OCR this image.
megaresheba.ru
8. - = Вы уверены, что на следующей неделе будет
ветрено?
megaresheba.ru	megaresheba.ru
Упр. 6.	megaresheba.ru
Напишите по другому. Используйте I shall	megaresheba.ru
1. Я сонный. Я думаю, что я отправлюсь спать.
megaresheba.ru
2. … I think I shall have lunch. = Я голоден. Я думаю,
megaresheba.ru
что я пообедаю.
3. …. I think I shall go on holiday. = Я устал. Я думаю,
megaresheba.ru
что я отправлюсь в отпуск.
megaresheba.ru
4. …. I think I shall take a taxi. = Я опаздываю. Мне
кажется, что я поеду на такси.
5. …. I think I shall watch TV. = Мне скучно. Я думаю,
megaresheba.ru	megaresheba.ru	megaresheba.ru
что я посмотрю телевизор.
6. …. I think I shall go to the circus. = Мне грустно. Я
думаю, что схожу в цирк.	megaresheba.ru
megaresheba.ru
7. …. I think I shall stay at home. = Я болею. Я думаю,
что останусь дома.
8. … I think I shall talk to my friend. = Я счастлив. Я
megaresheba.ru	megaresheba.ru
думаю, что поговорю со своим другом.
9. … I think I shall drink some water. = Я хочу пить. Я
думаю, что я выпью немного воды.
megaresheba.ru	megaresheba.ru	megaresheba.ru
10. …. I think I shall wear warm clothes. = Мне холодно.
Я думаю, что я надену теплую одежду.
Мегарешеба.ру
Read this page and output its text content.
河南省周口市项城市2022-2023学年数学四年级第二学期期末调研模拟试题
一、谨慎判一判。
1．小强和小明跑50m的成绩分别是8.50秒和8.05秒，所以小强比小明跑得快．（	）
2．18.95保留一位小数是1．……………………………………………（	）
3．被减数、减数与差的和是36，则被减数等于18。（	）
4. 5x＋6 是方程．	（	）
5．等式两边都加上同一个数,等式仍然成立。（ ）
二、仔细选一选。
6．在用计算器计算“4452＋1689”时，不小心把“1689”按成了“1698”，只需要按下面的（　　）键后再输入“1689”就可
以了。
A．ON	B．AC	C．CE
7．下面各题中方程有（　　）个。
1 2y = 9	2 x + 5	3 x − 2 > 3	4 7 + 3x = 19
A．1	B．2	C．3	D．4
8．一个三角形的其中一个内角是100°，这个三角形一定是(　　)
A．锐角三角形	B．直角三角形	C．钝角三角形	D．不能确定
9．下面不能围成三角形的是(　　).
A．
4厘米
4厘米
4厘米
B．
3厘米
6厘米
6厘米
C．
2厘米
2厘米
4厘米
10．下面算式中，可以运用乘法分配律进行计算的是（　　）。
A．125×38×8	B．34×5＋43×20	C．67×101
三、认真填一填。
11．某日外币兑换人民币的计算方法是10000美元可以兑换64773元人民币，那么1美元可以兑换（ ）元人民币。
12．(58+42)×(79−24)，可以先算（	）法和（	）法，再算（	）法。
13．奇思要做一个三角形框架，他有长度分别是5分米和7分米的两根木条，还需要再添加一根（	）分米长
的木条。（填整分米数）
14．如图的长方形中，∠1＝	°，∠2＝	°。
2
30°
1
◇ ◇ ◇ ◇ ◇
• Exercise goal
Write out every record shown above, word for word.

• In response
OCR this image.
megaresheba.ru
8. - = Вы уверены, что на следующей неделе будет
ветрено?
megaresheba.ru	megaresheba.ru
Упр. 6.	megaresheba.ru
Напишите по другому. Используйте I shall	megaresheba.ru
1. Я сонный. Я думаю, что я отправлюсь спать.
megaresheba.ru
2. … I think I shall have lunch. = Я голоден. Я думаю,
megaresheba.ru
что я пообедаю.
3. …. I think I shall go on holiday. = Я устал. Я думаю,
megaresheba.ru
что я отправлюсь в отпуск.
megaresheba.ru
4. …. I think I shall take a taxi. = Я опаздываю. Мне
кажется, что я поеду на такси.
5. …. I think I shall watch TV. = Мне скучно. Я думаю,
megaresheba.ru	megaresheba.ru	megaresheba.ru
что я посмотрю телевизор.
6. …. I think I shall go to the circus. = Мне грустно. Я
думаю, что схожу в цирк.	megaresheba.ru
megaresheba.ru
7. …. I think I shall stay at home. = Я болею. Я думаю,
что останусь дома.
8. … I think I shall talk to my friend. = Я счастлив. Я
megaresheba.ru	megaresheba.ru
думаю, что поговорю со своим другом.
9. … I think I shall drink some water. = Я хочу пить. Я
думаю, что я выпью немного воды.
megaresheba.ru	megaresheba.ru	megaresheba.ru
10. …. I think I shall wear warm clothes. = Мне холодно.
Я думаю, что я надену теплую одежду.
Мегарешеба.ру
Read this page and output its text content.
河南省周口市项城市2022-2023学年数学四年级第二学期期末调研模拟试题
一、谨慎判一判。
1．小强和小明跑50m的成绩分别是8.50秒和8.05秒，所以小强比小明跑得快．（	）
2．18.95保留一位小数是1．……………………………………………（	）
3．被减数、减数与差的和是36，则被减数等于18。（	）
4. 5x＋6 是方程．	（	）
5．等式两边都加上同一个数,等式仍然成立。（ ）
二、仔细选一选。
6．在用计算器计算“4452＋1689”时，不小心把“1689”按成了“1698”，只需要按下面的（　　）键后再输入“1689”就可
以了。
A．ON	B．AC	C．CE
7．下面各题中方程有（　　）个。
1 2y = 9	2 x + 5	3 x − 2 > 3	4 7 + 3x = 19
A．1	B．2	C．3	D．4
8．一个三角形的其中一个内角是100°，这个三角形一定是(　　)
A．锐角三角形	B．直角三角形	C．钝角三角形	D．不能确定
9．下面不能围成三角形的是(　　).
A．
4厘米
4厘米
4厘米
B．
3厘米
6厘米
6厘米
C．
2厘米
2厘米
4厘米
10．下面算式中，可以运用乘法分配律进行计算的是（　　）。
A．125×38×8	B．34×5＋43×20	C．67×101
三、认真填一填。
11．某日外币兑换人民币的计算方法是10000美元可以兑换64773元人民币，那么1美元可以兑换（ ）元人民币。
12．(58+42)×(79−24)，可以先算（	）法和（	）法，再算（	）法。
13．奇思要做一个三角形框架，他有长度分别是5分米和7分米的两根木条，还需要再添加一根（	）分米长
的木条。（填整分米数）
14．如图的长方形中，∠1＝	°，∠2＝	°。
2
30°
1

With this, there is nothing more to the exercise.